● **Stated problem**:
Extract every line of the material below and reproduce it faithfully.

Figure record listings
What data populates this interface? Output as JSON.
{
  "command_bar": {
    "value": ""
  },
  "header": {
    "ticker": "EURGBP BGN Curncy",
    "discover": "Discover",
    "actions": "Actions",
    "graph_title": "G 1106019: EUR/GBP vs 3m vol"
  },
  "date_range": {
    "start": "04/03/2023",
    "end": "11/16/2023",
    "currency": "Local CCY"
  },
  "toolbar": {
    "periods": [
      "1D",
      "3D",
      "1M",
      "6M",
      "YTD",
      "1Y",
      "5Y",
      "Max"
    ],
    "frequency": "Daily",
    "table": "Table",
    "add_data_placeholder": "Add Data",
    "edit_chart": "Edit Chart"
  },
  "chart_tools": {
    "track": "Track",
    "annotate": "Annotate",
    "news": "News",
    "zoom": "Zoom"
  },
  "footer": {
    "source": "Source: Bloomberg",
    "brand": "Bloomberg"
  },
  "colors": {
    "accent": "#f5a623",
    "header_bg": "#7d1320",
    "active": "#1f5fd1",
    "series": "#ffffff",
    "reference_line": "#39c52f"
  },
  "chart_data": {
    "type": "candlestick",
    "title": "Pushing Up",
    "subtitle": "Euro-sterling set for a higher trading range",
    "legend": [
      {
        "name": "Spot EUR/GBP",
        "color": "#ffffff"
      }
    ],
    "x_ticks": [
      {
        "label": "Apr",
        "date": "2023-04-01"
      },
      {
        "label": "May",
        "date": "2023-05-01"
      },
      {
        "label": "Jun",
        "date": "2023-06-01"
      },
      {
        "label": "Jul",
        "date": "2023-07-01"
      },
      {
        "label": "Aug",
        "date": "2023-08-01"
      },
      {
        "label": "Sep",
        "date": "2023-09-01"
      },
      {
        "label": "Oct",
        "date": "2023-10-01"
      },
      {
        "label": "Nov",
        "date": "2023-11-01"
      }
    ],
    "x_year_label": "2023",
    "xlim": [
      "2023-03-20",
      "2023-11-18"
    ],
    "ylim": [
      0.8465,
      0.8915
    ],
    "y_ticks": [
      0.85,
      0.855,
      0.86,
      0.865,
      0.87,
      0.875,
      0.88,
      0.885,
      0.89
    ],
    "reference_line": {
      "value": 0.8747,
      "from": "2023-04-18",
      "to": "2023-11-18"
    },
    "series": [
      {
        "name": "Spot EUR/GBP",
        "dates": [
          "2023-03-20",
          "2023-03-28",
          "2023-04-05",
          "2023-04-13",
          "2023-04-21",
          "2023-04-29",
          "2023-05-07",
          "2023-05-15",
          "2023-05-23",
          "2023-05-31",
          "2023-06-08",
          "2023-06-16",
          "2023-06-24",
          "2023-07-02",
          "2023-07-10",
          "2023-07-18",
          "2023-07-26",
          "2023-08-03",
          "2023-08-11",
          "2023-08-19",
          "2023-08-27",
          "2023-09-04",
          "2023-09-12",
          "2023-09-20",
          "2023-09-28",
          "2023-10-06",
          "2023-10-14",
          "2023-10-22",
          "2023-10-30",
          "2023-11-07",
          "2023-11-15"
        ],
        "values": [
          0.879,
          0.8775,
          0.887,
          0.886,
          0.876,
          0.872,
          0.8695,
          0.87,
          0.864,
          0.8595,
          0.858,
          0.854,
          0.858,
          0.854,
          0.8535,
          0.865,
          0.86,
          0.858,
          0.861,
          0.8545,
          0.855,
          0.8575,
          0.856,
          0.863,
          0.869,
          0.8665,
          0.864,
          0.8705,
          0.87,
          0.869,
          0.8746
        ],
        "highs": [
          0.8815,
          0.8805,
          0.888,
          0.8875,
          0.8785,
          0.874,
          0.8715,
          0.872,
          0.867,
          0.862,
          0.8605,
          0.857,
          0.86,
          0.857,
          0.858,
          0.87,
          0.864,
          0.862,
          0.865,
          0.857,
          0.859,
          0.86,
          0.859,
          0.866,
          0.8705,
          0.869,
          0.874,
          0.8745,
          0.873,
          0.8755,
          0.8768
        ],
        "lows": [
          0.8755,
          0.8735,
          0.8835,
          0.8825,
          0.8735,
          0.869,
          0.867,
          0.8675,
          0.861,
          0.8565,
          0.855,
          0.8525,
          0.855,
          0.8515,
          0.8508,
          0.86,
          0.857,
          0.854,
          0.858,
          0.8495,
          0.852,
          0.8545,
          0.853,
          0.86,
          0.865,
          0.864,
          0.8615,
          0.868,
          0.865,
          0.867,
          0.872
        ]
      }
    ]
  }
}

● **Expected answer**:
What data populates this interface? Output as JSON.
{
  "command_bar": {
    "value": ""
  },
  "header": {
    "ticker": "EURGBP BGN Curncy",
    "discover": "Discover",
    "actions": "Actions",
    "graph_title": "G 1106019: EUR/GBP vs 3m vol"
  },
  "date_range": {
    "start": "04/03/2023",
    "end": "11/16/2023",
    "currency": "Local CCY"
  },
  "toolbar": {
    "periods": [
      "1D",
      "3D",
      "1M",
      "6M",
      "YTD",
      "1Y",
      "5Y",
      "Max"
    ],
    "frequency": "Daily",
    "table": "Table",
    "add_data_placeholder": "Add Data",
    "edit_chart": "Edit Chart"
  },
  "chart_tools": {
    "track": "Track",
    "annotate": "Annotate",
    "news": "News",
    "zoom": "Zoom"
  },
  "footer": {
    "source": "Source: Bloomberg",
    "brand": "Bloomberg"
  },
  "colors": {
    "accent": "#f5a623",
    "header_bg": "#7d1320",
    "active": "#1f5fd1",
    "series": "#ffffff",
    "reference_line": "#39c52f"
  },
  "chart_data": {
    "type": "candlestick",
    "title": "Pushing Up",
    "subtitle": "Euro-sterling set for a higher trading range",
    "legend": [
      {
        "name": "Spot EUR/GBP",
        "color": "#ffffff"
      }
    ],
    "x_ticks": [
      {
        "label": "Apr",
        "date": "2023-04-01"
      },
      {
        "label": "May",
        "date": "2023-05-01"
      },
      {
        "label": "Jun",
        "date": "2023-06-01"
      },
      {
        "label": "Jul",
        "date": "2023-07-01"
      },
      {
        "label": "Aug",
        "date": "2023-08-01"
      },
      {
        "label": "Sep",
        "date": "2023-09-01"
      },
      {
        "label": "Oct",
        "date": "2023-10-01"
      },
      {
        "label": "Nov",
        "date": "2023-11-01"
      }
    ],
    "x_year_label": "2023",
    "xlim": [
      "2023-03-20",
      "2023-11-18"
    ],
    "ylim": [
      0.8465,
      0.8915
    ],
    "y_ticks": [
      0.85,
      0.855,
      0.86,
      0.865,
      0.87,
      0.875,
      0.88,
      0.885,
      0.89
    ],
    "reference_line": {
      "value": 0.8747,
      "from": "2023-04-18",
      "to": "2023-11-18"
    },
    "series": [
      {
        "name": "Spot EUR/GBP",
        "dates": [
          "2023-03-20",
          "2023-03-28",
          "2023-04-05",
          "2023-04-13",
          "2023-04-21",
          "2023-04-29",
          "2023-05-07",
          "2023-05-15",
          "2023-05-23",
          "2023-05-31",
          "2023-06-08",
          "2023-06-16",
          "2023-06-24",
          "2023-07-02",
          "2023-07-10",
          "2023-07-18",
          "2023-07-26",
          "2023-08-03",
          "2023-08-11",
          "2023-08-19",
          "2023-08-27",
          "2023-09-04",
          "2023-09-12",
          "2023-09-20",
          "2023-09-28",
          "2023-10-06",
          "2023-10-14",
          "2023-10-22",
          "2023-10-30",
          "2023-11-07",
          "2023-11-15"
        ],
        "values": [
          0.879,
          0.8775,
          0.887,
          0.886,
          0.876,
          0.872,
          0.8695,
          0.87,
          0.864,
          0.8595,
          0.858,
          0.854,
          0.858,
          0.854,
          0.8535,
          0.865,
          0.86,
          0.858,
          0.861,
          0.8545,
          0.855,
          0.8575,
          0.856,
          0.863,
          0.869,
          0.8665,
          0.864,
          0.8705,
          0.87,
          0.869,
          0.8746
        ],
        "highs": [
          0.8815,
          0.8805,
          0.888,
          0.8875,
          0.8785,
          0.874,
          0.8715,
          0.872,
          0.867,
          0.862,
          0.8605,
          0.857,
          0.86,
          0.857,
          0.858,
          0.87,
          0.864,
          0.862,
          0.865,
          0.857,
          0.859,
          0.86,
          0.859,
          0.866,
          0.8705,
          0.869,
          0.874,
          0.8745,
          0.873,
          0.8755,
          0.8768
        ],
        "lows": [
          0.8755,
          0.8735,
          0.8835,
          0.8825,
          0.8735,
          0.869,
          0.867,
          0.8675,
          0.861,
          0.8565,
          0.855,
          0.8525,
          0.855,
          0.8515,
          0.8508,
          0.86,
          0.857,
          0.854,
          0.858,
          0.8495,
          0.852,
          0.8545,
          0.853,
          0.86,
          0.865,
          0.864,
          0.8615,
          0.868,
          0.865,
          0.867,
          0.872
        ]
      }
    ]
  }
}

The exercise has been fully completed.